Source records
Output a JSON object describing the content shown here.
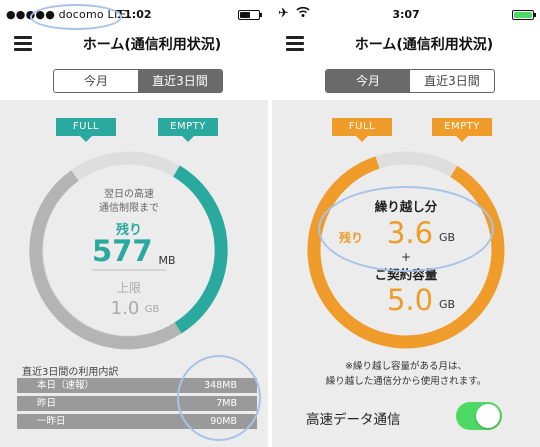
{
  "left": {
    "status": {
      "carrier": "●●●●● docomo  LTE",
      "time": "11:02"
    },
    "nav": {
      "title": "ホーム(通信利用状況)"
    },
    "tabs": [
      {
        "label": "今月",
        "active": false
      },
      {
        "label": "直近3日間",
        "active": true
      }
    ],
    "gauge": {
      "full_label": "FULL",
      "empty_label": "EMPTY",
      "caption_line1": "翌日の高速",
      "caption_line2": "通信制限まで",
      "remaining_label": "残り",
      "remaining_value": "577",
      "remaining_unit": "MB",
      "limit_label": "上限",
      "limit_value": "1.0",
      "limit_unit": "GB",
      "accent_color": "#2aa99f",
      "track_color": "#b4b4b4"
    },
    "breakdown": {
      "title": "直近3日間の利用内訳",
      "rows": [
        {
          "label": "本日（速報）",
          "value": "348MB"
        },
        {
          "label": "昨日",
          "value": "7MB"
        },
        {
          "label": "一昨日",
          "value": "90MB"
        }
      ]
    }
  },
  "right": {
    "status": {
      "time": "3:07",
      "plane_icon": "airplane-icon",
      "wifi_icon": "wifi-icon"
    },
    "nav": {
      "title": "ホーム(通信利用状況)"
    },
    "tabs": [
      {
        "label": "今月",
        "active": true
      },
      {
        "label": "直近3日間",
        "active": false
      }
    ],
    "gauge": {
      "full_label": "FULL",
      "empty_label": "EMPTY",
      "carryover_label": "繰り越し分",
      "remaining_label": "残り",
      "carryover_value": "3.6",
      "carryover_unit": "GB",
      "plus": "+",
      "contract_label": "ご契約容量",
      "contract_value": "5.0",
      "contract_unit": "GB",
      "accent_color": "#ef9c2a"
    },
    "note_line1": "※繰り越し容量がある月は、",
    "note_line2": "繰り越した通信分から使用されます。",
    "toggle": {
      "label": "高速データ通信",
      "on": true
    }
  }
}
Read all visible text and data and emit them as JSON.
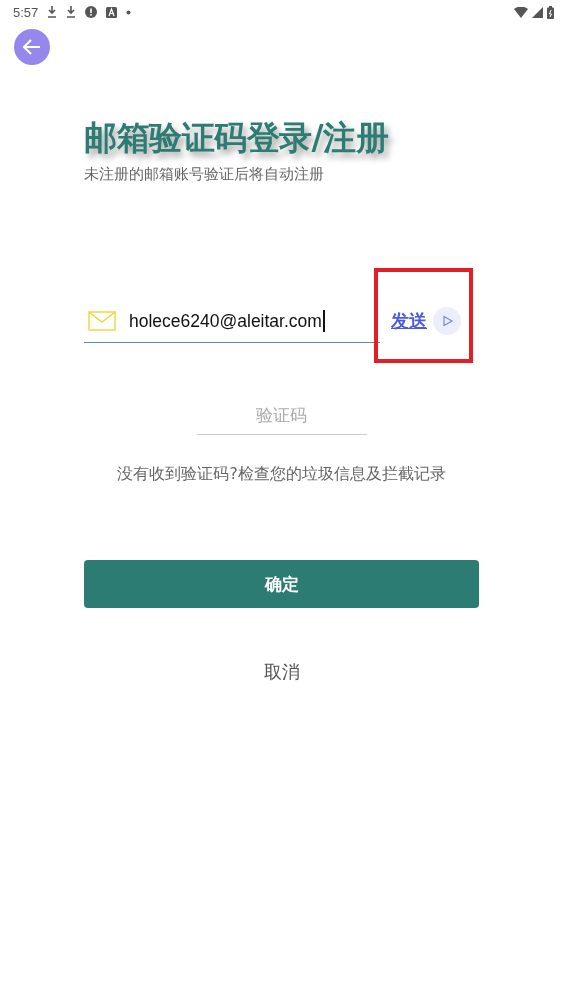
{
  "status_bar": {
    "time": "5:57"
  },
  "title": "邮箱验证码登录/注册",
  "subtitle": "未注册的邮箱账号验证后将自动注册",
  "email_field": {
    "value": "holece6240@aleitar.com",
    "focused": true
  },
  "send_link": "发送",
  "code_field": {
    "placeholder": "验证码"
  },
  "hint": "没有收到验证码?检查您的垃圾信息及拦截记录",
  "confirm_button": "确定",
  "cancel_button": "取消"
}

▶ **INSTRUCTION**
Pictures in the records above are left out; print everything else exactly as written.

▶ **ANSWER TO THE PROBLEM**
Output a JSON object describing the content shown here.
{
  "left": {
    "status": {
      "carrier": "●●●●● docomo  LTE",
      "time": "11:02"
    },
    "nav": {
      "title": "ホーム(通信利用状況)"
    },
    "tabs": [
      {
        "label": "今月",
        "active": false
      },
      {
        "label": "直近3日間",
        "active": true
      }
    ],
    "gauge": {
      "full_label": "FULL",
      "empty_label": "EMPTY",
      "caption_line1": "翌日の高速",
      "caption_line2": "通信制限まで",
      "remaining_label": "残り",
      "remaining_value": "577",
      "remaining_unit": "MB",
      "limit_label": "上限",
      "limit_value": "1.0",
      "limit_unit": "GB",
      "accent_color": "#2aa99f",
      "track_color": "#b4b4b4"
    },
    "breakdown": {
      "title": "直近3日間の利用内訳",
      "rows": [
        {
          "label": "本日（速報）",
          "value": "348MB"
        },
        {
          "label": "昨日",
          "value": "7MB"
        },
        {
          "label": "一昨日",
          "value": "90MB"
        }
      ]
    }
  },
  "right": {
    "status": {
      "time": "3:07",
      "plane_icon": "airplane-icon",
      "wifi_icon": "wifi-icon"
    },
    "nav": {
      "title": "ホーム(通信利用状況)"
    },
    "tabs": [
      {
        "label": "今月",
        "active": true
      },
      {
        "label": "直近3日間",
        "active": false
      }
    ],
    "gauge": {
      "full_label": "FULL",
      "empty_label": "EMPTY",
      "carryover_label": "繰り越し分",
      "remaining_label": "残り",
      "carryover_value": "3.6",
      "carryover_unit": "GB",
      "plus": "+",
      "contract_label": "ご契約容量",
      "contract_value": "5.0",
      "contract_unit": "GB",
      "accent_color": "#ef9c2a"
    },
    "note_line1": "※繰り越し容量がある月は、",
    "note_line2": "繰り越した通信分から使用されます。",
    "toggle": {
      "label": "高速データ通信",
      "on": true
    }
  }
}
Read all visible text and data and emit them as JSON.
{
  "status_bar": {
    "time": "5:57"
  },
  "title": "邮箱验证码登录/注册",
  "subtitle": "未注册的邮箱账号验证后将自动注册",
  "email_field": {
    "value": "holece6240@aleitar.com",
    "focused": true
  },
  "send_link": "发送",
  "code_field": {
    "placeholder": "验证码"
  },
  "hint": "没有收到验证码?检查您的垃圾信息及拦截记录",
  "confirm_button": "确定",
  "cancel_button": "取消"
}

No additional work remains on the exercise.